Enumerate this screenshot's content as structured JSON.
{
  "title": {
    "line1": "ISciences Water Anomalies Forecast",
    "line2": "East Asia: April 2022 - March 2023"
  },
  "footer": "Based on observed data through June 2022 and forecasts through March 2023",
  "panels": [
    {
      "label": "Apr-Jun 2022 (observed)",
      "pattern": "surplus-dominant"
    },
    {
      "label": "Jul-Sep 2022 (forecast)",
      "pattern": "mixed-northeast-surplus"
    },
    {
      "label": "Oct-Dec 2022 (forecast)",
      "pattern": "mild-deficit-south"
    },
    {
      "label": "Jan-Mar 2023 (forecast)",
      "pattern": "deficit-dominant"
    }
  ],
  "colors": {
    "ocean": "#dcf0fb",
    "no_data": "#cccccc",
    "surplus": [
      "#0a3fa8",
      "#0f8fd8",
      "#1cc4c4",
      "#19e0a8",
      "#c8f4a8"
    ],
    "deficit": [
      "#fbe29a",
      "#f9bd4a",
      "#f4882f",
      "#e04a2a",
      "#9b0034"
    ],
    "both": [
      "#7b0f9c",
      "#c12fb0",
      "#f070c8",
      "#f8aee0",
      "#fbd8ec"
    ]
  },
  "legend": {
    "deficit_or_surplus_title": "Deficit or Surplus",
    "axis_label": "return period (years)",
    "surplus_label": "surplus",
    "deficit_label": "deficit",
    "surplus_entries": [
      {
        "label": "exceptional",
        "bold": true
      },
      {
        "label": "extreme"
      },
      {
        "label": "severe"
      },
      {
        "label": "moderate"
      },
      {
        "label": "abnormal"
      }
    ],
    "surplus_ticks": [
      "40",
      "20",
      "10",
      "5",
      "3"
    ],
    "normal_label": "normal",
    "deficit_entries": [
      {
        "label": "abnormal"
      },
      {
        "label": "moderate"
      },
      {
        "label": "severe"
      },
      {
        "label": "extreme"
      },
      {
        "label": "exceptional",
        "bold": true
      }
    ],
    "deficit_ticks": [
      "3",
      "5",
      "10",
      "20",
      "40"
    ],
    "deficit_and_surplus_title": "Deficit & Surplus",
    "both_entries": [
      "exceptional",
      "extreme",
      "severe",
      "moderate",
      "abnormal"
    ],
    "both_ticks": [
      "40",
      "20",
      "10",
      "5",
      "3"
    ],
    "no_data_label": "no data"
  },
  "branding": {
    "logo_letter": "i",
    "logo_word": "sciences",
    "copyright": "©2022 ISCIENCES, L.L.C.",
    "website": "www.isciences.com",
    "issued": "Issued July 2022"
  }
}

◇ ◇ ◇ ◇

Copy out all the entries shown above, character for character.

Enumerate this screenshot's content as structured JSON.
{
  "title": {
    "line1": "ISciences Water Anomalies Forecast",
    "line2": "East Asia: April 2022 - March 2023"
  },
  "footer": "Based on observed data through June 2022 and forecasts through March 2023",
  "panels": [
    {
      "label": "Apr-Jun 2022 (observed)",
      "pattern": "surplus-dominant"
    },
    {
      "label": "Jul-Sep 2022 (forecast)",
      "pattern": "mixed-northeast-surplus"
    },
    {
      "label": "Oct-Dec 2022 (forecast)",
      "pattern": "mild-deficit-south"
    },
    {
      "label": "Jan-Mar 2023 (forecast)",
      "pattern": "deficit-dominant"
    }
  ],
  "colors": {
    "ocean": "#dcf0fb",
    "no_data": "#cccccc",
    "surplus": [
      "#0a3fa8",
      "#0f8fd8",
      "#1cc4c4",
      "#19e0a8",
      "#c8f4a8"
    ],
    "deficit": [
      "#fbe29a",
      "#f9bd4a",
      "#f4882f",
      "#e04a2a",
      "#9b0034"
    ],
    "both": [
      "#7b0f9c",
      "#c12fb0",
      "#f070c8",
      "#f8aee0",
      "#fbd8ec"
    ]
  },
  "legend": {
    "deficit_or_surplus_title": "Deficit or Surplus",
    "axis_label": "return period (years)",
    "surplus_label": "surplus",
    "deficit_label": "deficit",
    "surplus_entries": [
      {
        "label": "exceptional",
        "bold": true
      },
      {
        "label": "extreme"
      },
      {
        "label": "severe"
      },
      {
        "label": "moderate"
      },
      {
        "label": "abnormal"
      }
    ],
    "surplus_ticks": [
      "40",
      "20",
      "10",
      "5",
      "3"
    ],
    "normal_label": "normal",
    "deficit_entries": [
      {
        "label": "abnormal"
      },
      {
        "label": "moderate"
      },
      {
        "label": "severe"
      },
      {
        "label": "extreme"
      },
      {
        "label": "exceptional",
        "bold": true
      }
    ],
    "deficit_ticks": [
      "3",
      "5",
      "10",
      "20",
      "40"
    ],
    "deficit_and_surplus_title": "Deficit & Surplus",
    "both_entries": [
      "exceptional",
      "extreme",
      "severe",
      "moderate",
      "abnormal"
    ],
    "both_ticks": [
      "40",
      "20",
      "10",
      "5",
      "3"
    ],
    "no_data_label": "no data"
  },
  "branding": {
    "logo_letter": "i",
    "logo_word": "sciences",
    "copyright": "©2022 ISCIENCES, L.L.C.",
    "website": "www.isciences.com",
    "issued": "Issued July 2022"
  }
}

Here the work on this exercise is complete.